[Extracted data entries]
..........
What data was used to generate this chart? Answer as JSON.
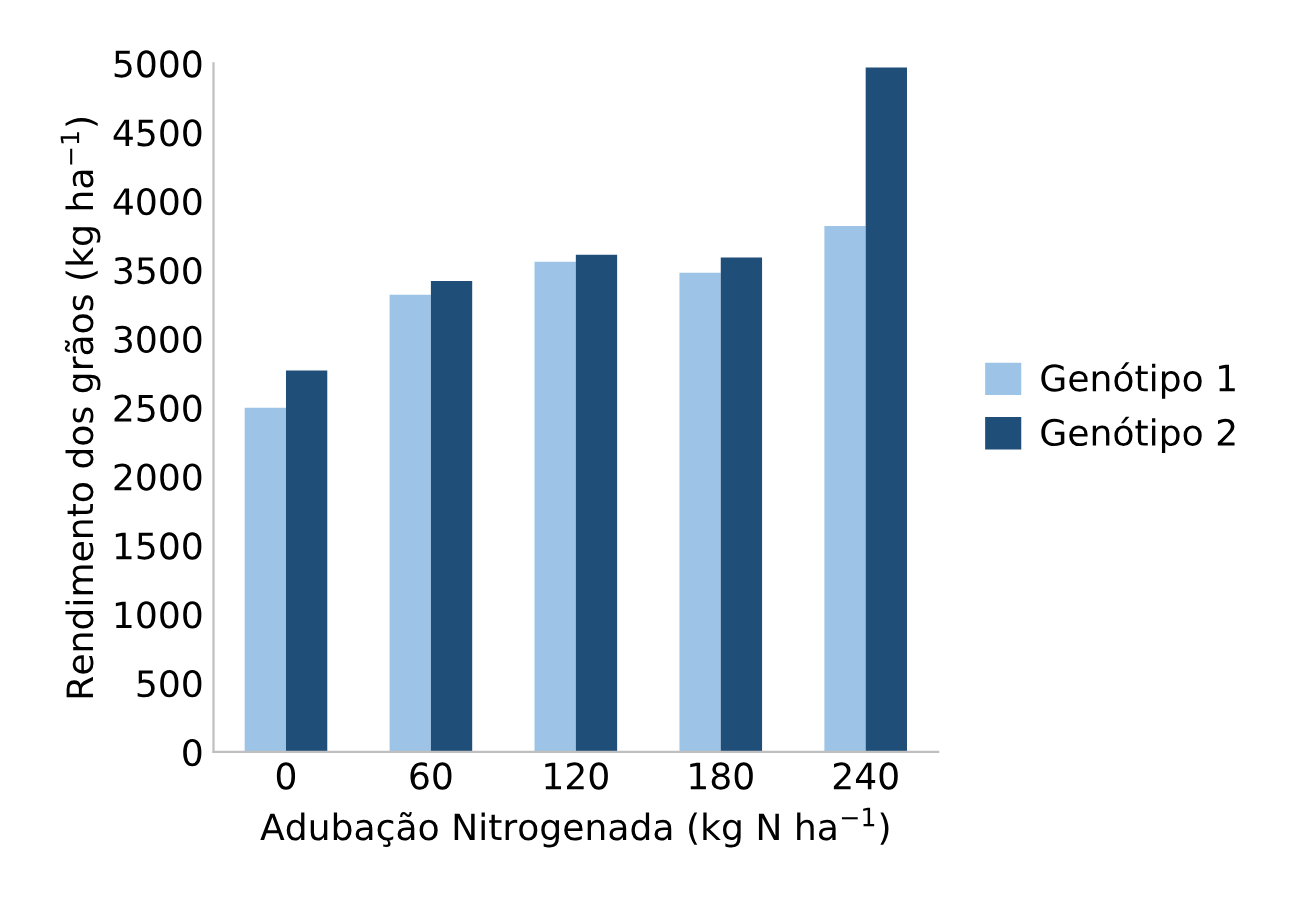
{
  "chart_data": {
    "type": "bar",
    "xlabel": "Adubação Nitrogenada (kg N ha$^{−1}$)",
    "ylabel": "Rendimento dos grãos (kg ha$^{−1}$)",
    "categories": [
      "0",
      "60",
      "120",
      "180",
      "240"
    ],
    "series": [
      {
        "name": "Genótipo 1",
        "color": "#9dc3e6",
        "values": [
          2500,
          3320,
          3560,
          3480,
          3820
        ]
      },
      {
        "name": "Genótipo 2",
        "color": "#1f4e79",
        "values": [
          2770,
          3420,
          3610,
          3590,
          4970
        ]
      }
    ],
    "ylim": [
      0,
      5000
    ],
    "yticks": [
      0,
      500,
      1000,
      1500,
      2000,
      2500,
      3000,
      3500,
      4000,
      4500,
      5000
    ],
    "grid": false,
    "legend": "right"
  }
}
..........
EXERCISE DETAILS
Give the entries again word for word, but skip the pictures.

FULL SOLUTION
What data was used to generate this chart? Answer as JSON.
{
  "chart_data": {
    "type": "bar",
    "xlabel": "Adubação Nitrogenada (kg N ha$^{−1}$)",
    "ylabel": "Rendimento dos grãos (kg ha$^{−1}$)",
    "categories": [
      "0",
      "60",
      "120",
      "180",
      "240"
    ],
    "series": [
      {
        "name": "Genótipo 1",
        "color": "#9dc3e6",
        "values": [
          2500,
          3320,
          3560,
          3480,
          3820
        ]
      },
      {
        "name": "Genótipo 2",
        "color": "#1f4e79",
        "values": [
          2770,
          3420,
          3610,
          3590,
          4970
        ]
      }
    ],
    "ylim": [
      0,
      5000
    ],
    "yticks": [
      0,
      500,
      1000,
      1500,
      2000,
      2500,
      3000,
      3500,
      4000,
      4500,
      5000
    ],
    "grid": false,
    "legend": "right"
  }
}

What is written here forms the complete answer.